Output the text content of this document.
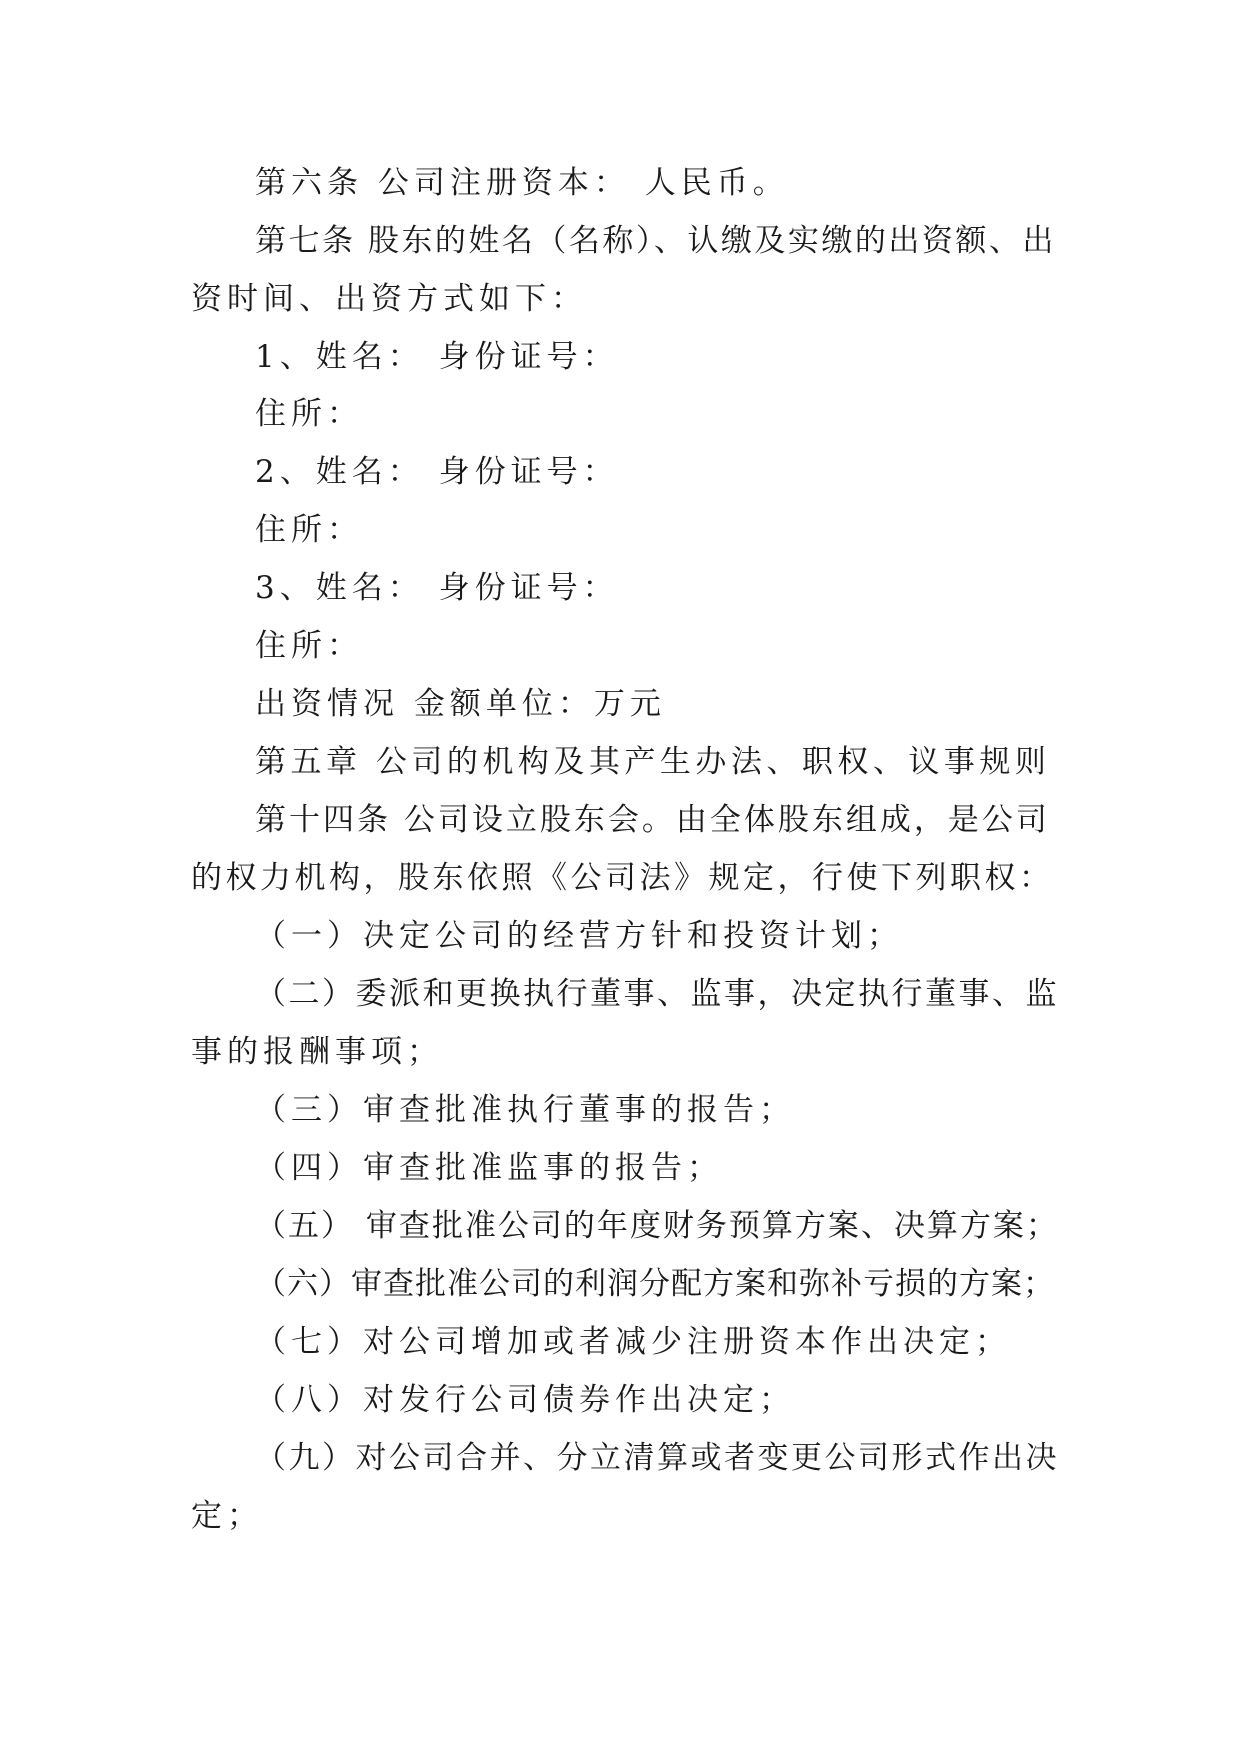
第六条 公司注册资本： 人民币。

第七条 股东的姓名（名称）、认缴及实缴的出资额、出

资时间、出资方式如下：

1、姓名： 身份证号：

住所：

2、姓名： 身份证号：

住所：

3、姓名： 身份证号：

住所：

出资情况 金额单位：万元

第五章 公司的机构及其产生办法、职权、议事规则

第十四条 公司设立股东会。由全体股东组成，是公司

的权力机构，股东依照《公司法》规定，行使下列职权：

（一）决定公司的经营方针和投资计划；

（二）委派和更换执行董事、监事，决定执行董事、监

事的报酬事项；

（三）审查批准执行董事的报告；

（四）审查批准监事的报告；

（五） 审查批准公司的年度财务预算方案、决算方案；

（六）审查批准公司的利润分配方案和弥补亏损的方案；

（七）对公司增加或者减少注册资本作出决定；

（八）对发行公司债券作出决定；

（九）对公司合并、分立清算或者变更公司形式作出决

定；
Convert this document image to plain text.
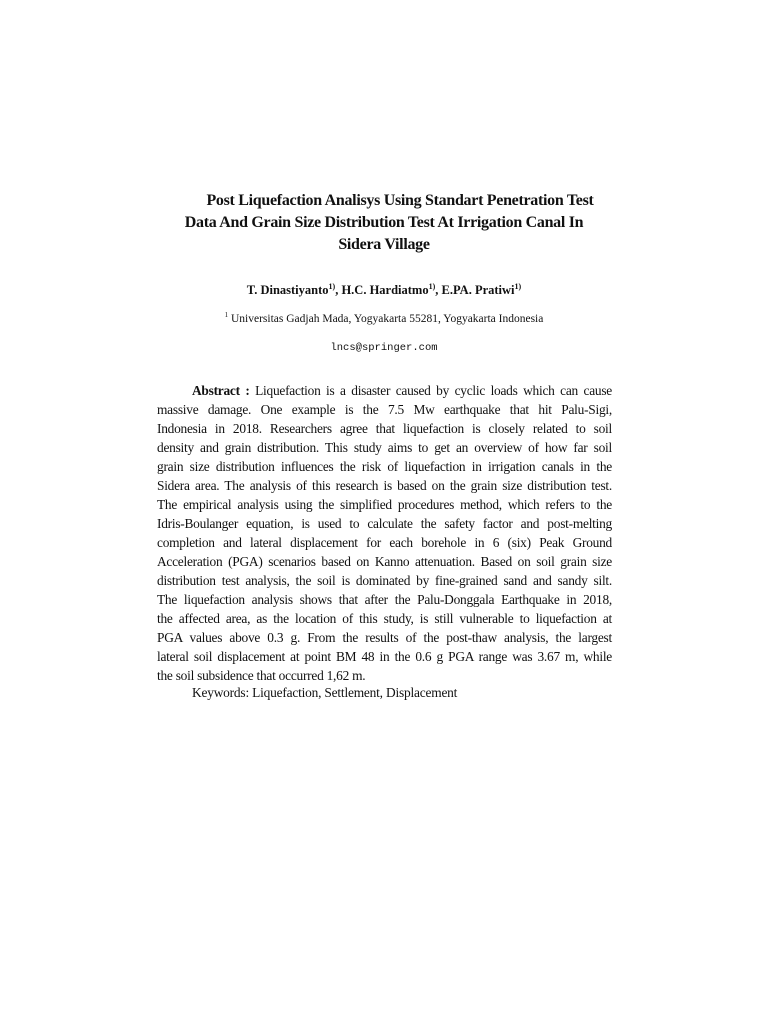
Post Liquefaction Analisys Using Standart Penetration Test
Data And Grain Size Distribution Test At Irrigation Canal In
Sidera Village
T. Dinastiyanto$^{1)}$, H.C. Hardiatmo$^{1)}$, E.PA. Pratiwi$^{1)}$
$^1$ Universitas Gadjah Mada, Yogyakarta 55281, Yogyakarta Indonesia
lncs@springer.com
Abstract : Liquefaction is a disaster caused by cyclic loads which can cause
massive damage. One example is the 7.5 Mw earthquake that hit Palu-Sigi,
Indonesia in 2018. Researchers agree that liquefaction is closely related to soil
density and grain distribution. This study aims to get an overview of how far soil
grain size distribution influences the risk of liquefaction in irrigation canals in the
Sidera area. The analysis of this research is based on the grain size distribution test.
The empirical analysis using the simplified procedures method, which refers to the
Idris-Boulanger equation, is used to calculate the safety factor and post-melting
completion and lateral displacement for each borehole in 6 (six) Peak Ground
Acceleration (PGA) scenarios based on Kanno attenuation. Based on soil grain size
distribution test analysis, the soil is dominated by fine-grained sand and sandy silt.
The liquefaction analysis shows that after the Palu-Donggala Earthquake in 2018,
the affected area, as the location of this study, is still vulnerable to liquefaction at
PGA values above 0.3 g. From the results of the post-thaw analysis, the largest
lateral soil displacement at point BM 48 in the 0.6 g PGA range was 3.67 m, while
the soil subsidence that occurred 1,62 m.
Keywords: Liquefaction, Settlement, Displacement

-=-=-

• PROBLEM REQUIREMENTS
Scan the lines above for "which", then copy every one that has it.

• OUTPUT FOR THIS EXERCISE
Abstract : Liquefaction is a disaster caused by cyclic loads which can cause
The empirical analysis using the simplified procedures method, which refers to the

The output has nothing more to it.